EXTRACTED TEXT ▸
───
The reversed audio alone is less compelling, though still striking — here's her peroration, reversed via Audacity:

(The whole original video is here.)

For more on the weirdness of backwards speech, see e.g. here.


  1. Duncan said,

    August 25, 2020 @ 10:28 pm

    Funny video it is. I'd missed it (and while I follow news I'm deliberately skipping the conventions themselves) so thanks. I understand the coverage of her speech a bit better now.

    Years (decades, late 80s) ago when I was in college, I had one of those auto-reversing Walkman-style tape players. I took it apart and rewired the pickup head thru a DPDT switch (double-pole because it was stereo, double-throw for forward and reverse), so I could switch the audio between forward and reverse directions. It was a bit of an engineering project getting the extra wire and the switch to fit inside without blocking any critical mechanisms but I did it… and before digital processing made it easy, too! =:^)

    So I'm quite familiar with reversed audio and even occasionally detect it in special effects and the like. Normal vs. reversed initial attack and termination patterns are particularly easy to pick up, once you've listened to hours of audio (music) both forward and backward, as I did.

    What only hit me now (possibly because most of my previous "reverse" experience was with music, not plain speech) was how similar reverse English and forward Navajo (which I was exposed to in the 80s and still hear occasionally here in Phoenix) sound. I'd suggest it has to do with the Navajo gutturals changing the attack patterns from those we're used to in English (and the Spanish I commonly hear today, and the East African languages I was exposed to as a kid in the 70s), making them sound similar to those of reversed English.

    Does Russian have similar guttural attack patterns? I'm not familiar with it but for limited youtube, etc, but it seems to me it does. Not as heavy as Navajo, however.
───
DATA ENTRIES ▸
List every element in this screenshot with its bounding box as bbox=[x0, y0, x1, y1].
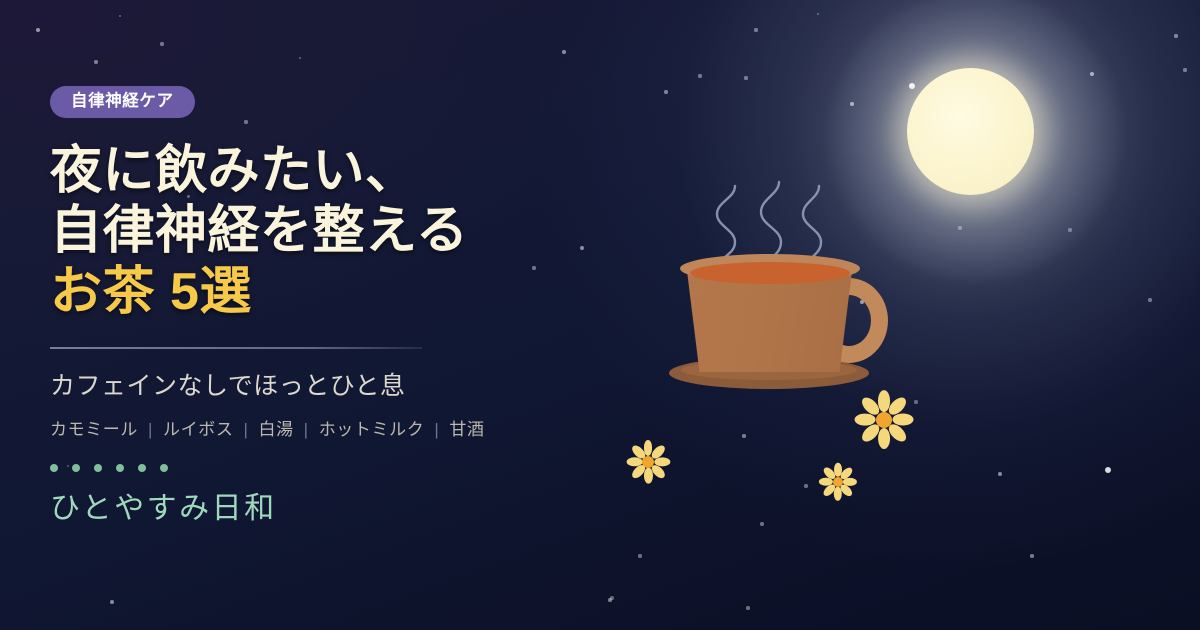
star bbox=[817, 13, 820, 16]
accent-dot bbox=[160, 464, 168, 472]
title-line-1: 夜に飲みたい、 bbox=[50, 141, 610, 202]
tag-item: 白湯 bbox=[258, 420, 293, 439]
category-badge: 自律神経ケア bbox=[50, 86, 195, 118]
full-moon-icon bbox=[907, 68, 1034, 195]
text-column: 自律神経ケア 夜に飲みたい、 自律神経を整える お茶 5選 カフェインなしでほっ… bbox=[50, 86, 610, 527]
star bbox=[1174, 34, 1178, 38]
subtitle: カフェインなしでほっとひと息 bbox=[50, 366, 610, 402]
brand-name: ひとやすみ日和 bbox=[50, 483, 610, 527]
banner-canvas: 自律神経ケア 夜に飲みたい、 自律神経を整える お茶 5選 カフェインなしでほっ… bbox=[0, 0, 1200, 630]
star bbox=[998, 472, 1002, 476]
accent-dot bbox=[138, 464, 146, 472]
star bbox=[1183, 68, 1186, 71]
title-line-3-accent: お茶 5選 bbox=[50, 262, 610, 323]
flower-petal bbox=[626, 458, 642, 467]
dot-row bbox=[50, 464, 610, 472]
tag-separator: | bbox=[243, 420, 248, 439]
star bbox=[119, 15, 122, 18]
chamomile-flower-medium-icon bbox=[625, 439, 671, 485]
tag-item: カモミール bbox=[50, 420, 138, 439]
tea-surface bbox=[690, 262, 850, 284]
star bbox=[94, 60, 98, 64]
star bbox=[804, 484, 808, 488]
page-title: 夜に飲みたい、 自律神経を整える お茶 5選 bbox=[50, 141, 610, 323]
star bbox=[744, 76, 747, 79]
star bbox=[746, 606, 750, 610]
star bbox=[664, 90, 668, 94]
tag-separator: | bbox=[304, 420, 309, 439]
star bbox=[754, 28, 757, 31]
star bbox=[110, 600, 114, 604]
accent-dot bbox=[94, 464, 102, 472]
tag-item: 甘酒 bbox=[449, 420, 484, 439]
accent-dot bbox=[116, 464, 124, 472]
accent-dot bbox=[50, 464, 58, 472]
star bbox=[760, 522, 764, 526]
tag-separator: | bbox=[434, 420, 439, 439]
star bbox=[1105, 467, 1111, 473]
star bbox=[1148, 298, 1152, 302]
star bbox=[36, 28, 40, 32]
star bbox=[562, 50, 566, 54]
divider bbox=[50, 347, 422, 349]
flower-petal bbox=[878, 428, 890, 449]
chamomile-flower-small-icon bbox=[818, 462, 858, 502]
tag-item: ホットミルク bbox=[319, 420, 425, 439]
star bbox=[610, 596, 613, 599]
star bbox=[299, 57, 302, 60]
title-line-2: 自律神経を整える bbox=[50, 201, 610, 262]
flower-petal bbox=[834, 487, 842, 501]
tag-separator: | bbox=[148, 420, 153, 439]
chamomile-flower-large-icon bbox=[853, 389, 915, 451]
steaming-tea-mug-illustration bbox=[655, 180, 915, 415]
star bbox=[742, 434, 746, 438]
tag-list: カモミール|ルイボス|白湯|ホットミルク|甘酒 bbox=[50, 415, 610, 440]
star bbox=[160, 42, 163, 45]
star bbox=[638, 554, 642, 558]
tag-item: ルイボス bbox=[163, 420, 233, 439]
steam-wisp-3 bbox=[795, 184, 835, 266]
star bbox=[1030, 554, 1034, 558]
accent-dot bbox=[72, 464, 80, 472]
star bbox=[698, 74, 701, 77]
───
TASKS AND EXERCISES ▸
a) Name every language or group of languages that the reversed-audio comment mentions.
b) Reproduce the part of the listing that opens with the line containing "star bbox=[817, 13, 820, 16]" and closes with the line containing "title-line-3-accent: お茶 5選", both included.

SOLUTIONS ▸
a) English, Navajo, Spanish, East African languages, Russian

b)
star bbox=[817, 13, 820, 16]
accent-dot bbox=[160, 464, 168, 472]
title-line-1: 夜に飲みたい、 bbox=[50, 141, 610, 202]
tag-item: 白湯 bbox=[258, 420, 293, 439]
category-badge: 自律神経ケア bbox=[50, 86, 195, 118]
full-moon-icon bbox=[907, 68, 1034, 195]
text-column: 自律神経ケア 夜に飲みたい、 自律神経を整える お茶 5選 カフェインなしでほっ… bbox=[50, 86, 610, 527]
star bbox=[1174, 34, 1178, 38]
subtitle: カフェインなしでほっとひと息 bbox=[50, 366, 610, 402]
brand-name: ひとやすみ日和 bbox=[50, 483, 610, 527]
banner-canvas: 自律神経ケア 夜に飲みたい、 自律神経を整える お茶 5選 カフェインなしでほっ… bbox=[0, 0, 1200, 630]
star bbox=[998, 472, 1002, 476]
accent-dot bbox=[138, 464, 146, 472]
star bbox=[1183, 68, 1186, 71]
title-line-3-accent: お茶 5選 bbox=[50, 262, 610, 323]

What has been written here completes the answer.